* Work required: Below are entries. Pull out all lines containing "ELODIE".

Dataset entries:
········

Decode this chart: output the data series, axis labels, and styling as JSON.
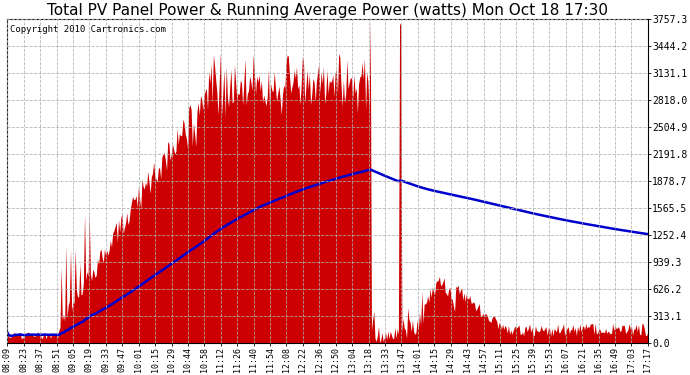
{
  "title": "Total PV Panel Power & Running Average Power (watts) Mon Oct 18 17:30",
  "copyright": "Copyright 2010 Cartronics.com",
  "y_tick_labels": [
    "0.0",
    "313.1",
    "626.2",
    "939.3",
    "1252.4",
    "1565.5",
    "1878.7",
    "2191.8",
    "2504.9",
    "2818.0",
    "3131.1",
    "3444.2",
    "3757.3"
  ],
  "y_tick_values": [
    0.0,
    313.1,
    626.2,
    939.3,
    1252.4,
    1565.5,
    1878.7,
    2191.8,
    2504.9,
    2818.0,
    3131.1,
    3444.2,
    3757.3
  ],
  "x_labels": [
    "08:09",
    "08:23",
    "08:37",
    "08:51",
    "09:05",
    "09:19",
    "09:33",
    "09:47",
    "10:01",
    "10:15",
    "10:29",
    "10:44",
    "10:58",
    "11:12",
    "11:26",
    "11:40",
    "11:54",
    "12:08",
    "12:22",
    "12:36",
    "12:50",
    "13:04",
    "13:18",
    "13:33",
    "13:47",
    "14:01",
    "14:15",
    "14:29",
    "14:43",
    "14:57",
    "15:11",
    "15:25",
    "15:39",
    "15:53",
    "16:07",
    "16:21",
    "16:35",
    "16:49",
    "17:03",
    "17:17"
  ],
  "background_color": "#ffffff",
  "plot_bg_color": "#ffffff",
  "grid_color": "#b0b0b0",
  "fill_color": "#cc0000",
  "line_color": "#0000cc",
  "title_fontsize": 11,
  "ymax": 3757.3,
  "ymin": 0.0,
  "figwidth": 6.9,
  "figheight": 3.75,
  "dpi": 100
}
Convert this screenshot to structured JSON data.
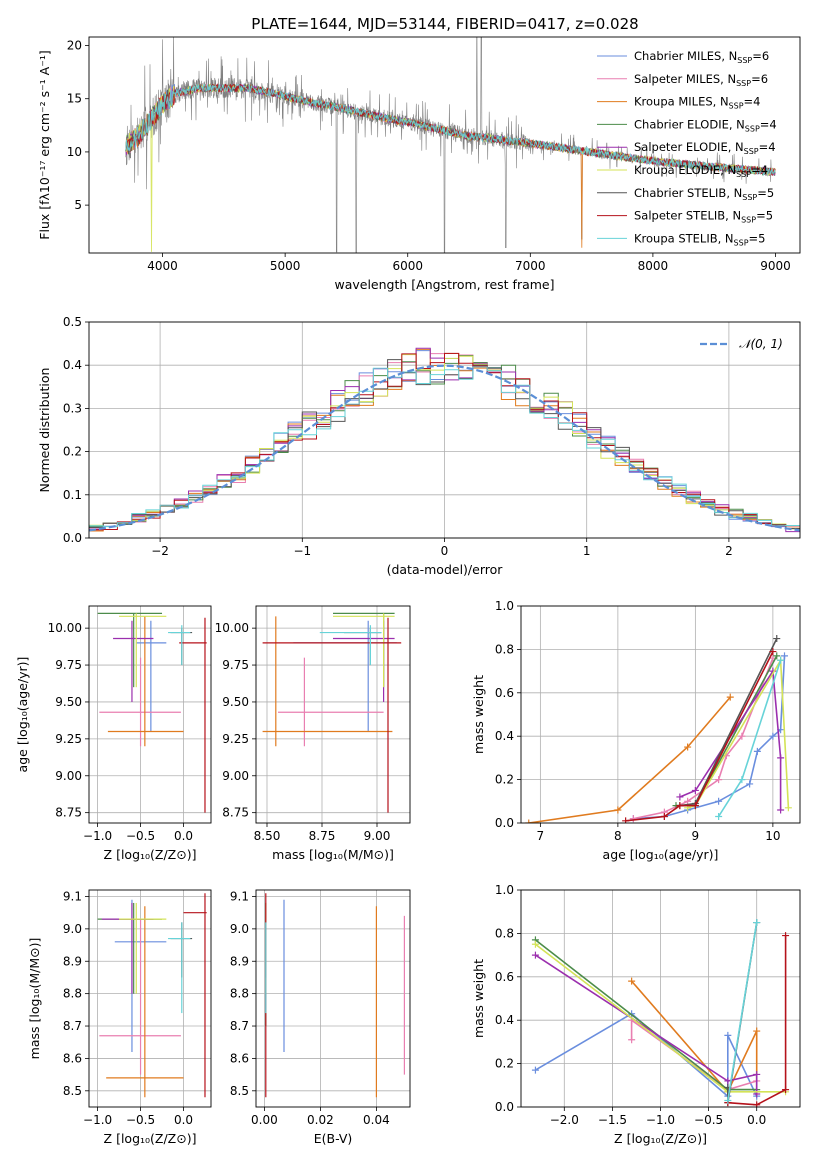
{
  "title": "PLATE=1644, MJD=53144, FIBERID=0417, z=0.028",
  "series": [
    {
      "name": "Chabrier MILES",
      "nssp": "6",
      "color": "#6a8ede"
    },
    {
      "name": "Salpeter MILES",
      "nssp": "6",
      "color": "#e97fb1"
    },
    {
      "name": "Kroupa MILES",
      "nssp": "4",
      "color": "#e07b1f"
    },
    {
      "name": "Chabrier ELODIE",
      "nssp": "4",
      "color": "#4c8c4a"
    },
    {
      "name": "Salpeter ELODIE",
      "nssp": "4",
      "color": "#9b2fae"
    },
    {
      "name": "Kroupa ELODIE",
      "nssp": "4",
      "color": "#d4e357"
    },
    {
      "name": "Chabrier STELIB",
      "nssp": "5",
      "color": "#555555"
    },
    {
      "name": "Salpeter STELIB",
      "nssp": "5",
      "color": "#b5121b"
    },
    {
      "name": "Kroupa STELIB",
      "nssp": "5",
      "color": "#67d3d8"
    }
  ],
  "nssp_prefix": "N",
  "nssp_sub": "SSP",
  "chart_data": [
    {
      "id": "spectrum",
      "type": "line",
      "xlabel": "wavelength [Angstrom, rest frame]",
      "ylabel": "Flux [fλ10⁻¹⁷ erg cm⁻² s⁻¹ A⁻¹]",
      "xlim": [
        3400,
        9200
      ],
      "ylim": [
        0.5,
        20.8
      ],
      "xticks": [
        4000,
        5000,
        6000,
        7000,
        8000,
        9000
      ],
      "yticks": [
        5,
        10,
        15,
        20
      ],
      "grid": false,
      "legend": "top-right",
      "data_color": "#808080",
      "continuum": [
        [
          3700,
          10.5
        ],
        [
          3800,
          11.5
        ],
        [
          3900,
          13
        ],
        [
          4000,
          14.5
        ],
        [
          4100,
          15.5
        ],
        [
          4300,
          16
        ],
        [
          4500,
          16
        ],
        [
          4700,
          16
        ],
        [
          4900,
          15.5
        ],
        [
          5200,
          14.7
        ],
        [
          5500,
          14
        ],
        [
          5800,
          13.2
        ],
        [
          6000,
          12.8
        ],
        [
          6300,
          12
        ],
        [
          6500,
          11.5
        ],
        [
          6800,
          11.1
        ],
        [
          7000,
          10.8
        ],
        [
          7300,
          10.3
        ],
        [
          7600,
          9.8
        ],
        [
          7900,
          9.3
        ],
        [
          8200,
          8.9
        ],
        [
          8500,
          8.6
        ],
        [
          8800,
          8.3
        ],
        [
          9000,
          8.1
        ]
      ],
      "model_end": 7450,
      "sky_lines": [
        [
          5420,
          0.6
        ],
        [
          5580,
          0.5
        ],
        [
          6300,
          0.5
        ],
        [
          6800,
          1.0
        ],
        [
          7420,
          1.8
        ]
      ],
      "emission": [
        [
          6563,
          20.8
        ],
        [
          6600,
          20.8
        ]
      ]
    },
    {
      "id": "residuals",
      "type": "bar",
      "xlabel": "(data-model)/error",
      "ylabel": "Normed distribution",
      "xlim": [
        -2.5,
        2.5
      ],
      "ylim": [
        0,
        0.5
      ],
      "xticks": [
        -2,
        -1,
        0,
        1,
        2
      ],
      "yticks": [
        0,
        0.1,
        0.2,
        0.3,
        0.4,
        0.5
      ],
      "grid": true,
      "legend": "top-right",
      "reference_label": "𝒩(0, 1)",
      "bin_width": 0.1
    },
    {
      "id": "age-vs-Z",
      "type": "scatter",
      "xlabel": "Z [log₁₀(Z/Z⊙)]",
      "ylabel": "age  [log₁₀(age/yr)]",
      "xlim": [
        -1.1,
        0.32
      ],
      "ylim": [
        8.68,
        10.15
      ],
      "xticks": [
        -1.0,
        -0.5,
        0.0
      ],
      "yticks": [
        8.75,
        9.0,
        9.25,
        9.5,
        9.75,
        10.0
      ],
      "grid": true,
      "points": [
        {
          "s": 0,
          "x": -0.38,
          "y": 9.9,
          "xe": [
            -0.55,
            -0.2
          ],
          "ye": [
            9.3,
            10.05
          ]
        },
        {
          "s": 1,
          "x": -0.5,
          "y": 9.43,
          "xe": [
            -0.98,
            -0.03
          ],
          "ye": [
            9.2,
            9.8
          ]
        },
        {
          "s": 2,
          "x": -0.45,
          "y": 9.3,
          "xe": [
            -0.88,
            0.0
          ],
          "ye": [
            9.2,
            10.08
          ]
        },
        {
          "s": 3,
          "x": -0.58,
          "y": 10.1,
          "xe": [
            -1.0,
            -0.25
          ],
          "ye": [
            9.6,
            10.1
          ]
        },
        {
          "s": 4,
          "x": -0.6,
          "y": 9.93,
          "xe": [
            -0.82,
            -0.35
          ],
          "ye": [
            9.5,
            10.05
          ]
        },
        {
          "s": 5,
          "x": -0.55,
          "y": 10.08,
          "xe": [
            -0.75,
            -0.2
          ],
          "ye": [
            9.6,
            10.1
          ]
        },
        {
          "s": 6,
          "x": -0.02,
          "y": 9.97,
          "xe": [
            -0.15,
            0.1
          ],
          "ye": [
            9.75,
            10.0
          ]
        },
        {
          "s": 7,
          "x": 0.25,
          "y": 9.9,
          "xe": [
            -0.05,
            0.27
          ],
          "ye": [
            8.75,
            10.07
          ]
        },
        {
          "s": 8,
          "x": -0.02,
          "y": 9.97,
          "xe": [
            -0.18,
            0.08
          ],
          "ye": [
            9.75,
            10.02
          ]
        }
      ]
    },
    {
      "id": "age-vs-mass",
      "type": "scatter",
      "xlabel": "mass [log₁₀(M/M⊙)]",
      "ylabel": "",
      "xlim": [
        8.45,
        9.15
      ],
      "ylim": [
        8.68,
        10.15
      ],
      "xticks": [
        8.5,
        8.75,
        9.0
      ],
      "yticks": [
        8.75,
        9.0,
        9.25,
        9.5,
        9.75,
        10.0
      ],
      "grid": true,
      "points": [
        {
          "s": 0,
          "x": 8.96,
          "y": 9.9,
          "xe": [
            8.62,
            9.09
          ],
          "ye": [
            9.3,
            10.05
          ]
        },
        {
          "s": 1,
          "x": 8.67,
          "y": 9.43,
          "xe": [
            8.55,
            9.03
          ],
          "ye": [
            9.2,
            9.8
          ]
        },
        {
          "s": 2,
          "x": 8.54,
          "y": 9.3,
          "xe": [
            8.48,
            9.07
          ],
          "ye": [
            9.2,
            10.08
          ]
        },
        {
          "s": 3,
          "x": 9.03,
          "y": 10.1,
          "xe": [
            8.8,
            9.08
          ],
          "ye": [
            9.6,
            10.1
          ]
        },
        {
          "s": 4,
          "x": 9.03,
          "y": 9.93,
          "xe": [
            8.8,
            9.08
          ],
          "ye": [
            9.5,
            10.05
          ]
        },
        {
          "s": 5,
          "x": 9.03,
          "y": 10.08,
          "xe": [
            8.8,
            9.08
          ],
          "ye": [
            9.6,
            10.1
          ]
        },
        {
          "s": 6,
          "x": 8.97,
          "y": 9.97,
          "xe": [
            8.85,
            9.02
          ],
          "ye": [
            9.75,
            10.0
          ]
        },
        {
          "s": 7,
          "x": 9.05,
          "y": 9.9,
          "xe": [
            8.48,
            9.11
          ],
          "ye": [
            8.75,
            10.07
          ]
        },
        {
          "s": 8,
          "x": 8.97,
          "y": 9.97,
          "xe": [
            8.74,
            9.02
          ],
          "ye": [
            9.75,
            10.02
          ]
        }
      ]
    },
    {
      "id": "mass-vs-Z",
      "type": "scatter",
      "xlabel": "Z [log₁₀(Z/Z⊙)]",
      "ylabel": "mass [log₁₀(M/M⊙)]",
      "xlim": [
        -1.1,
        0.32
      ],
      "ylim": [
        8.45,
        9.12
      ],
      "xticks": [
        -1.0,
        -0.5,
        0.0
      ],
      "yticks": [
        8.5,
        8.6,
        8.7,
        8.8,
        8.9,
        9.0,
        9.1
      ],
      "grid": true,
      "points": [
        {
          "s": 0,
          "x": -0.6,
          "y": 8.96,
          "xe": [
            -0.8,
            -0.2
          ],
          "ye": [
            8.62,
            9.09
          ]
        },
        {
          "s": 1,
          "x": -0.5,
          "y": 8.67,
          "xe": [
            -0.98,
            -0.03
          ],
          "ye": [
            8.55,
            9.03
          ]
        },
        {
          "s": 2,
          "x": -0.45,
          "y": 8.54,
          "xe": [
            -0.9,
            0.0
          ],
          "ye": [
            8.48,
            9.07
          ]
        },
        {
          "s": 3,
          "x": -0.58,
          "y": 9.03,
          "xe": [
            -1.0,
            -0.25
          ],
          "ye": [
            8.8,
            9.08
          ]
        },
        {
          "s": 4,
          "x": -0.6,
          "y": 9.03,
          "xe": [
            -0.95,
            -0.35
          ],
          "ye": [
            8.8,
            9.08
          ]
        },
        {
          "s": 5,
          "x": -0.55,
          "y": 9.03,
          "xe": [
            -0.75,
            -0.2
          ],
          "ye": [
            8.8,
            9.08
          ]
        },
        {
          "s": 6,
          "x": -0.02,
          "y": 8.97,
          "xe": [
            -0.15,
            0.1
          ],
          "ye": [
            8.85,
            9.02
          ]
        },
        {
          "s": 7,
          "x": 0.25,
          "y": 9.05,
          "xe": [
            0.0,
            0.27
          ],
          "ye": [
            8.48,
            9.11
          ]
        },
        {
          "s": 8,
          "x": -0.02,
          "y": 8.97,
          "xe": [
            -0.18,
            0.08
          ],
          "ye": [
            8.74,
            9.02
          ]
        }
      ]
    },
    {
      "id": "mass-vs-ebv",
      "type": "scatter",
      "xlabel": "E(B-V)",
      "ylabel": "",
      "xlim": [
        -0.003,
        0.052
      ],
      "ylim": [
        8.45,
        9.12
      ],
      "xticks": [
        0.0,
        0.02,
        0.04
      ],
      "yticks": [
        8.5,
        8.6,
        8.7,
        8.8,
        8.9,
        9.0,
        9.1
      ],
      "grid": true,
      "vlines": [
        {
          "s": 0,
          "x": 0.007,
          "y": [
            8.62,
            9.09
          ]
        },
        {
          "s": 1,
          "x": 0.05,
          "y": [
            8.55,
            9.04
          ]
        },
        {
          "s": 2,
          "x": 0.04,
          "y": [
            8.48,
            9.07
          ]
        },
        {
          "s": 3,
          "x": 0.0005,
          "y": [
            8.7,
            9.08
          ]
        },
        {
          "s": 4,
          "x": 0.0005,
          "y": [
            8.75,
            9.08
          ]
        },
        {
          "s": 5,
          "x": 0.0005,
          "y": [
            8.8,
            9.08
          ]
        },
        {
          "s": 6,
          "x": 0.0005,
          "y": [
            8.85,
            9.02
          ]
        },
        {
          "s": 7,
          "x": 0.0005,
          "y": [
            8.48,
            9.11
          ]
        },
        {
          "s": 8,
          "x": 0.0005,
          "y": [
            8.74,
            9.02
          ]
        }
      ]
    },
    {
      "id": "massweight-vs-age",
      "type": "line",
      "xlabel": "age  [log₁₀(age/yr)]",
      "ylabel": "mass weight",
      "xlim": [
        6.75,
        10.35
      ],
      "ylim": [
        0,
        1.0
      ],
      "xticks": [
        7,
        8,
        9,
        10
      ],
      "yticks": [
        0.0,
        0.2,
        0.4,
        0.6,
        0.8,
        1.0
      ],
      "grid": true,
      "lines": [
        {
          "s": 0,
          "pts": [
            [
              8.2,
              0.02
            ],
            [
              8.6,
              0.03
            ],
            [
              8.9,
              0.06
            ],
            [
              9.3,
              0.1
            ],
            [
              9.7,
              0.18
            ],
            [
              9.8,
              0.33
            ],
            [
              10.0,
              0.4
            ],
            [
              10.1,
              0.43
            ],
            [
              10.15,
              0.77
            ]
          ]
        },
        {
          "s": 1,
          "pts": [
            [
              8.2,
              0.02
            ],
            [
              8.6,
              0.05
            ],
            [
              8.9,
              0.1
            ],
            [
              9.3,
              0.2
            ],
            [
              9.4,
              0.31
            ],
            [
              9.6,
              0.4
            ],
            [
              10.0,
              0.76
            ]
          ]
        },
        {
          "s": 2,
          "pts": [
            [
              6.85,
              0.0
            ],
            [
              8.0,
              0.06
            ],
            [
              8.9,
              0.35
            ],
            [
              9.45,
              0.58
            ]
          ]
        },
        {
          "s": 3,
          "pts": [
            [
              8.75,
              0.08
            ],
            [
              9.0,
              0.08
            ],
            [
              10.05,
              0.77
            ]
          ]
        },
        {
          "s": 4,
          "pts": [
            [
              8.8,
              0.12
            ],
            [
              9.0,
              0.15
            ],
            [
              10.0,
              0.7
            ],
            [
              10.1,
              0.3
            ],
            [
              10.1,
              0.06
            ]
          ]
        },
        {
          "s": 5,
          "pts": [
            [
              8.9,
              0.07
            ],
            [
              9.0,
              0.08
            ],
            [
              10.1,
              0.75
            ],
            [
              10.2,
              0.07
            ]
          ]
        },
        {
          "s": 6,
          "pts": [
            [
              8.8,
              0.08
            ],
            [
              9.0,
              0.09
            ],
            [
              10.05,
              0.85
            ]
          ]
        },
        {
          "s": 7,
          "pts": [
            [
              8.1,
              0.01
            ],
            [
              8.6,
              0.03
            ],
            [
              8.8,
              0.08
            ],
            [
              9.0,
              0.08
            ],
            [
              10.0,
              0.79
            ]
          ]
        },
        {
          "s": 8,
          "pts": [
            [
              9.3,
              0.03
            ],
            [
              9.6,
              0.2
            ],
            [
              10.1,
              0.75
            ]
          ]
        }
      ]
    },
    {
      "id": "massweight-vs-Z",
      "type": "line",
      "xlabel": "Z [log₁₀(Z/Z⊙)]",
      "ylabel": "mass weight",
      "xlim": [
        -2.45,
        0.45
      ],
      "ylim": [
        0,
        1.0
      ],
      "xticks": [
        -2.0,
        -1.5,
        -1.0,
        -0.5,
        0.0
      ],
      "yticks": [
        0.0,
        0.2,
        0.4,
        0.6,
        0.8,
        1.0
      ],
      "grid": true,
      "lines": [
        {
          "s": 0,
          "pts": [
            [
              -2.3,
              0.17
            ],
            [
              -1.3,
              0.43
            ],
            [
              -0.3,
              0.05
            ],
            [
              -0.3,
              0.33
            ],
            [
              0.0,
              0.05
            ]
          ]
        },
        {
          "s": 1,
          "pts": [
            [
              -1.3,
              0.31
            ],
            [
              -1.3,
              0.4
            ],
            [
              -0.3,
              0.08
            ],
            [
              0.0,
              0.12
            ]
          ]
        },
        {
          "s": 2,
          "pts": [
            [
              -1.3,
              0.58
            ],
            [
              -0.3,
              0.07
            ],
            [
              0.0,
              0.35
            ],
            [
              0.0,
              0.07
            ]
          ]
        },
        {
          "s": 3,
          "pts": [
            [
              -2.3,
              0.77
            ],
            [
              -0.3,
              0.08
            ],
            [
              0.0,
              0.08
            ]
          ]
        },
        {
          "s": 4,
          "pts": [
            [
              -2.3,
              0.7
            ],
            [
              -0.3,
              0.12
            ],
            [
              0.0,
              0.15
            ],
            [
              0.0,
              0.06
            ]
          ]
        },
        {
          "s": 5,
          "pts": [
            [
              -2.3,
              0.75
            ],
            [
              -0.3,
              0.07
            ],
            [
              0.3,
              0.07
            ]
          ]
        },
        {
          "s": 6,
          "pts": [
            [
              -0.3,
              0.09
            ],
            [
              -0.3,
              0.02
            ],
            [
              0.0,
              0.85
            ]
          ]
        },
        {
          "s": 7,
          "pts": [
            [
              -0.3,
              0.02
            ],
            [
              0.0,
              0.01
            ],
            [
              0.3,
              0.08
            ],
            [
              0.3,
              0.79
            ]
          ]
        },
        {
          "s": 8,
          "pts": [
            [
              -0.3,
              0.03
            ],
            [
              0.0,
              0.85
            ]
          ]
        }
      ]
    }
  ]
}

········

* Response to this exercise:
      "name": "Chabrier ELODIE",
      "name": "Salpeter ELODIE",
      "name": "Kroupa ELODIE",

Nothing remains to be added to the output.